Start of Supplied text

부산대학교 도서관

Introduction: The Ca2+ channel CaV1.2 is an essential part of excitation contraction coupling, neurotransmission and vascular tone. Identifying protein partners of CaV1.2 is critical to make mechanistic insights into these fundamental processes. Prior CaV1.2 proximity proteomes used APEX labeling, which labels other amino acids, introduces oxidative stress and is catalyzed ex vivo.Hypothesis: α1C-TurboID knockin rats can generate tissue specific interactomes in vivo, in cells with intact cell and matrix contacts, which may differ substantially from interactomes made from ex vivo peroxidase catalyzed labeling.Methods: CRISPR/Cas9 homology directed repair (HDR) was applied to rat spermatogonial stem cells with a targeting vector that includes cacna1c exon 44, coding the C-terminus of CaV1.2, and birA*, which codes TurboID, cloned 3’ to the stop codon (Fig A). Figures were made with Biorender.Results: Streptavidin blotting of brain and heart lysates demonstrated robust biotinylation in knockin rats (Fig B). In paced heart myocytes, α1C-TurboID produces Ca2+ transients and responds appropriately to adrenergic stimulation (Fig C), indicating proper localization to the sarcolemma. Expression of α1C-TurboID does not alter systolic function (Fig D). Mass spectrometry of heart lysates affinity purified on streptavidin beads identified 629 proteins, of which 454 were significantly enriched in knockin rats. These include known sarcolemmal proteins and interactors of CaV1.2 (Fig E), which was confirmed by antibody detection (Fig F). 73% of these 454 proteins were not significantly enriched in the APEX-α1C proteome.Conclusion: TurboID fusion to CaV1.2 generates a reliable and substantially different proteome compared to other techniques. Successful in vivo characterization of the channel interactome confirms α1C-TurboID rats will be a powerful tool for identifying changing protein networks across developmental stages, tissues, and disease models.

End of Supplied text
Start of Data supplied

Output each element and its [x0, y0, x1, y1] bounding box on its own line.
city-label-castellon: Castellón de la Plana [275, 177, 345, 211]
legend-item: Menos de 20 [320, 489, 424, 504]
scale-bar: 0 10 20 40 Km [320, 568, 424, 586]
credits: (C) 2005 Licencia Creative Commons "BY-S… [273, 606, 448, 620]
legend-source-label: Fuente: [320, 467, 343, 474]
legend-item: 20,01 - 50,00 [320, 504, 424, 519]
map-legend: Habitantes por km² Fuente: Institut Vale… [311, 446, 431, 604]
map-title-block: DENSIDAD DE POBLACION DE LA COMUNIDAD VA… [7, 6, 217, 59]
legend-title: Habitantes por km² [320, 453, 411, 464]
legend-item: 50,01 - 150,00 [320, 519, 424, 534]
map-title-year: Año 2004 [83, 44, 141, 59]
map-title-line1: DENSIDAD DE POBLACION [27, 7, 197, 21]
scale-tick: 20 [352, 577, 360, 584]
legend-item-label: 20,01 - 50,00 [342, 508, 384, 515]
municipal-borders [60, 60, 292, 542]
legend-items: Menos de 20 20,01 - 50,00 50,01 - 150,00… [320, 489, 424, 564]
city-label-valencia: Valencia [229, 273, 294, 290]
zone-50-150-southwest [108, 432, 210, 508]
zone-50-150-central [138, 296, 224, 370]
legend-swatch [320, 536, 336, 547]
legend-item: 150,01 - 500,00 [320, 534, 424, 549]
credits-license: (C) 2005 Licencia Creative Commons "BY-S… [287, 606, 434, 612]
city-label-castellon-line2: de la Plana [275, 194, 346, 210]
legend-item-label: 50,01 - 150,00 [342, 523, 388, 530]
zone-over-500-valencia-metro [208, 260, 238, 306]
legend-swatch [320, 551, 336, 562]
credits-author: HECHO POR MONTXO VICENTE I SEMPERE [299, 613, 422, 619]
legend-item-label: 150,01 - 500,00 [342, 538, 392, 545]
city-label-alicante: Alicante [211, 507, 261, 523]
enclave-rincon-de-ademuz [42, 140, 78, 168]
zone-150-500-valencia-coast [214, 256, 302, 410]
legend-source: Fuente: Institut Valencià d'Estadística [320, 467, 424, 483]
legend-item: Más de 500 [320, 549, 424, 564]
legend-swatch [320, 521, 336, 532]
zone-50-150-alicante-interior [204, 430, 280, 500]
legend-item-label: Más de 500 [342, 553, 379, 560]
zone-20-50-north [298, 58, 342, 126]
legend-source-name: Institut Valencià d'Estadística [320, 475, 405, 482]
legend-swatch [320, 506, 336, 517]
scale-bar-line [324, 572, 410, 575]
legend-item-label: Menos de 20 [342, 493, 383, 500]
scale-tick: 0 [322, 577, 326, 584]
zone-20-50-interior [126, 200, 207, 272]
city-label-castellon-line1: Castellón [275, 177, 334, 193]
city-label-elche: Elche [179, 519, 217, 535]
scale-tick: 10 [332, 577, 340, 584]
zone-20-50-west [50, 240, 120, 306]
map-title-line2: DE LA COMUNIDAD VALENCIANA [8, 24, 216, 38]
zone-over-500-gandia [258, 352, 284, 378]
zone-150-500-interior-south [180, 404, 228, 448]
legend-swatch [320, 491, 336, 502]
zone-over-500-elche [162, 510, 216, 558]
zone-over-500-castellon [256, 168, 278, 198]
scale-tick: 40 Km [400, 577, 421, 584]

End of Data supplied

◆ Work task: Translate this sentence from the abstract on the CaV1.2 channel into Korean: "Expression of α1C-TurboID does not alter systolic function (Fig D)."

◆ Output for this task: α1C-TurboID의 발현은 수축기 기능을 변화시키지 않는다(그림 D).